-- Start --

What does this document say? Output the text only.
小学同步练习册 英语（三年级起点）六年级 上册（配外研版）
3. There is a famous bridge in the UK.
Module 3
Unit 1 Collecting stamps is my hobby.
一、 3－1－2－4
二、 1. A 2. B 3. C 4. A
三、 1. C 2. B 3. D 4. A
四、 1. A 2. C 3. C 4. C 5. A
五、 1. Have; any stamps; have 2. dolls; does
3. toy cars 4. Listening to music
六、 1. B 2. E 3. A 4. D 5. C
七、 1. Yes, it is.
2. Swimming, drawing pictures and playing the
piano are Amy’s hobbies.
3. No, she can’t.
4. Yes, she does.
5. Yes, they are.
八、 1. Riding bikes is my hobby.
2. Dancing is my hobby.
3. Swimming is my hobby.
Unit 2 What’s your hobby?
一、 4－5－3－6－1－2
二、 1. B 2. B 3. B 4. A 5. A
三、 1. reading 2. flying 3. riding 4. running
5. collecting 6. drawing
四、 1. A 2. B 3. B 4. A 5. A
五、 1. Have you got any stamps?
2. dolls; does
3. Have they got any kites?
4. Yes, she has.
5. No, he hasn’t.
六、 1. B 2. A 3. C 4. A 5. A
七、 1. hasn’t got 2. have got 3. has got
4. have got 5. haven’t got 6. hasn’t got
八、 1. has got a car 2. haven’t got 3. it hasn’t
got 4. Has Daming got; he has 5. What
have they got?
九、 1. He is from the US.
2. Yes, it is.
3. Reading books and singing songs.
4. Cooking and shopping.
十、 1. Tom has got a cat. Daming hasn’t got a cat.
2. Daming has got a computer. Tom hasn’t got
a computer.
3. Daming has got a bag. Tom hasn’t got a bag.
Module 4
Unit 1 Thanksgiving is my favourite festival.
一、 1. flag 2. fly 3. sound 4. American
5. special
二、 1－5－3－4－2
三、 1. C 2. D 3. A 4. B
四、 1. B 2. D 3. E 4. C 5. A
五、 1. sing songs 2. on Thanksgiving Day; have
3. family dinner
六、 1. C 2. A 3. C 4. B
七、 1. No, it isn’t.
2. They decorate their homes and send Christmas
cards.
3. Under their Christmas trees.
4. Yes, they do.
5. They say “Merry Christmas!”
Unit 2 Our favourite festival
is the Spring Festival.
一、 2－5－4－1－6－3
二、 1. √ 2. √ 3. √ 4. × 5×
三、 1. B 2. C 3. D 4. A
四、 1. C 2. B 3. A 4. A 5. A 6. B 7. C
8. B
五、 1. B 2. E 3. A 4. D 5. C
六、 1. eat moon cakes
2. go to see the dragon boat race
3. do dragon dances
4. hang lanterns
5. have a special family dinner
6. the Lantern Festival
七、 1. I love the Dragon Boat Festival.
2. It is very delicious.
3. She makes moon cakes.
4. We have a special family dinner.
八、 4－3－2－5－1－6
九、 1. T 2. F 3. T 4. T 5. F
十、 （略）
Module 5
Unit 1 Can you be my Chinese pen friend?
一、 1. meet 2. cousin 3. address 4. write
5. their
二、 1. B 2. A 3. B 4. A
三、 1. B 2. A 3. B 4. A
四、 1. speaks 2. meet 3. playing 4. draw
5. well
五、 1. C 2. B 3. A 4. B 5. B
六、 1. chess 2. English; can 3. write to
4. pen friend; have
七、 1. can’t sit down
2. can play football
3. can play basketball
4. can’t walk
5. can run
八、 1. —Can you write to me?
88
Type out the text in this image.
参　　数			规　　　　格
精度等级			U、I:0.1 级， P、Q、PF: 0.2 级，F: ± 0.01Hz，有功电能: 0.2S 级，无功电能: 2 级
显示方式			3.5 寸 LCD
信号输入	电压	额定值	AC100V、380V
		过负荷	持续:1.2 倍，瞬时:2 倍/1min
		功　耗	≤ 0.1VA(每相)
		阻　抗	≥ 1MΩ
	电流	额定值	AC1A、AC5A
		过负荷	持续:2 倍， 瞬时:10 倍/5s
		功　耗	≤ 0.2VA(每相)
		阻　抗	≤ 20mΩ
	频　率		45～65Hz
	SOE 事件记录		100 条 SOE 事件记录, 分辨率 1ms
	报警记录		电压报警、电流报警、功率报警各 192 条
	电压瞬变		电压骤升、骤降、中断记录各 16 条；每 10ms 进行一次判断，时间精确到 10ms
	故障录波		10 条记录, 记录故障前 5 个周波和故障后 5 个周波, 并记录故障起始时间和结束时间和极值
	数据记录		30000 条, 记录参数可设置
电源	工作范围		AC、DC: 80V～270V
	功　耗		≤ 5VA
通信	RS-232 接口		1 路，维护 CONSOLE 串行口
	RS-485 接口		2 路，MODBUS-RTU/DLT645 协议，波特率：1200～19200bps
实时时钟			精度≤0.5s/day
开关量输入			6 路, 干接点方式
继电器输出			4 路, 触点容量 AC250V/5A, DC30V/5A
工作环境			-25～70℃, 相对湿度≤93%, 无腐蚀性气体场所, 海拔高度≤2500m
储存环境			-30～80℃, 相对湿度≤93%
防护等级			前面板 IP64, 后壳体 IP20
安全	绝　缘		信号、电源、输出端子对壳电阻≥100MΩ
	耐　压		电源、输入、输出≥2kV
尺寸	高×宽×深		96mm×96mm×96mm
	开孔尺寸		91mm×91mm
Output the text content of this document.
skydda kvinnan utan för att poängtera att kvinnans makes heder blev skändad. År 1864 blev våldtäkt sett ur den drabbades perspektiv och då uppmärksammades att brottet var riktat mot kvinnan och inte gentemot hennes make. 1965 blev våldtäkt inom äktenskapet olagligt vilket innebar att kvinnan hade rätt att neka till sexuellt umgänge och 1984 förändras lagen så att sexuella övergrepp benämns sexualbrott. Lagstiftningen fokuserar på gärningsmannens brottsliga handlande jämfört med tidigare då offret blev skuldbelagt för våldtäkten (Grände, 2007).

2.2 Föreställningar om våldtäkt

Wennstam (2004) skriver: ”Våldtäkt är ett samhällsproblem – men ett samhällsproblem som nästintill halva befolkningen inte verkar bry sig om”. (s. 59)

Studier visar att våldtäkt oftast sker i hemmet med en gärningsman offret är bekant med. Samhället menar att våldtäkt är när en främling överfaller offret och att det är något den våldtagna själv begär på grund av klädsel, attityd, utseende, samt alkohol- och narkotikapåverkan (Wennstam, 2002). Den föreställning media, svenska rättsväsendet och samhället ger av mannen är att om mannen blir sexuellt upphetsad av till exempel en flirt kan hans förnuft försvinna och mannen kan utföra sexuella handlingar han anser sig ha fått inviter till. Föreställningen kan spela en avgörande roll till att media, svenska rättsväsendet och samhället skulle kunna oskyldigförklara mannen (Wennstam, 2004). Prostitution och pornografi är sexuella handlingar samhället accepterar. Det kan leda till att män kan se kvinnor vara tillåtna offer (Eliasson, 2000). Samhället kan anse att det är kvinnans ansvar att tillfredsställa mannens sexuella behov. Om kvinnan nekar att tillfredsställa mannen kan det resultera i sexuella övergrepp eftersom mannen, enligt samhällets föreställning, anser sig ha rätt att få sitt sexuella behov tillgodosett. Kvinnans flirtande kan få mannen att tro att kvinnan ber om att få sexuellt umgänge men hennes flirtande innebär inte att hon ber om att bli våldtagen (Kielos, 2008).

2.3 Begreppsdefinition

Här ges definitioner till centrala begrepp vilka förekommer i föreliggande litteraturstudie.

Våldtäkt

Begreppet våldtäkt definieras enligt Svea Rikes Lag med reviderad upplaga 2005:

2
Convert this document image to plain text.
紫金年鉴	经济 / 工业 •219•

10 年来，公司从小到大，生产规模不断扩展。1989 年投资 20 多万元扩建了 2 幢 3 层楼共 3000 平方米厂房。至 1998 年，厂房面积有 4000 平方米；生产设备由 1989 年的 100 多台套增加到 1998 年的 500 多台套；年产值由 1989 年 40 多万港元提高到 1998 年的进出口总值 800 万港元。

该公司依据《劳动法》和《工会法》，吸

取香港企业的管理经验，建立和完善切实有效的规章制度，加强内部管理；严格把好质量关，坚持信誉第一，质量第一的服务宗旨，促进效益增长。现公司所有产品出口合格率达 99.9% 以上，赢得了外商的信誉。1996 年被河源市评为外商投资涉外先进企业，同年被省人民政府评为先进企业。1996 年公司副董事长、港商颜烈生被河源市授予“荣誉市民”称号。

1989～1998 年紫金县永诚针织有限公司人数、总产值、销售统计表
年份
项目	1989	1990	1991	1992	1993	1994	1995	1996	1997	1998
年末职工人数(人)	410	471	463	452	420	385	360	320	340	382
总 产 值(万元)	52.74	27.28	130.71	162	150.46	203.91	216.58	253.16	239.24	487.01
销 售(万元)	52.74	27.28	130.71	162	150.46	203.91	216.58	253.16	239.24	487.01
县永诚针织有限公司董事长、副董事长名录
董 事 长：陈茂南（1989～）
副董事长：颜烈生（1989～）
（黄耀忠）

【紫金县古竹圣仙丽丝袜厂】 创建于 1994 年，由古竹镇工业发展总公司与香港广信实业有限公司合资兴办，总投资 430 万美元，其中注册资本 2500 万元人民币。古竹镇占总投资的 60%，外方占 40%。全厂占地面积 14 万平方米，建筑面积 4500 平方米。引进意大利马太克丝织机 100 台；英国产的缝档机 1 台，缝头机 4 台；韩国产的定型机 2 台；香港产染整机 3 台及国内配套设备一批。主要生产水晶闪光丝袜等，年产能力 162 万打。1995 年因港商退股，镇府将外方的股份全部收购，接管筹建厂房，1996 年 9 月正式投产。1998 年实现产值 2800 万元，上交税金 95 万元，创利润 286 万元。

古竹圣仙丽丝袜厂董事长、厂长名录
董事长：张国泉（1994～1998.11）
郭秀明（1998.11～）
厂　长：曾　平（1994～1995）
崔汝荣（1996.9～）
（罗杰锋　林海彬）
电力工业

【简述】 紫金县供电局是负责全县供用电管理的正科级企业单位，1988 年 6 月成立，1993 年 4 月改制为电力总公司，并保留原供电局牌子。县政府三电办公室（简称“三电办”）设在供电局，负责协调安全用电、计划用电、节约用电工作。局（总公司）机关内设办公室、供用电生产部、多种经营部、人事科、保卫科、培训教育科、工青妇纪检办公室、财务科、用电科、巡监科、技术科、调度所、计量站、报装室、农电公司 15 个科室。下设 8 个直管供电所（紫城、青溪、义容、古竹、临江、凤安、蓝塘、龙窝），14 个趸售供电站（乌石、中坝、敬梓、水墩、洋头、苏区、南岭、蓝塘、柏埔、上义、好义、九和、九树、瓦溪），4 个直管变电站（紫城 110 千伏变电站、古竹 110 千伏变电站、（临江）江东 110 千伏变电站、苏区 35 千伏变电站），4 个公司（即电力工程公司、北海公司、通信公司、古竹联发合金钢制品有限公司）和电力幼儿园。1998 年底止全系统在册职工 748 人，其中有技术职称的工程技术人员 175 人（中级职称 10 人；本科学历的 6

-- End --

*WHAT IS ASKED*
Which lines in the listing above hold the word "text"? Show each of them.

*OUTPUT BELOW*
What does this document say? Output the text only.
Type out the text in this image.
Output the text content of this document.
Convert this document image to plain text.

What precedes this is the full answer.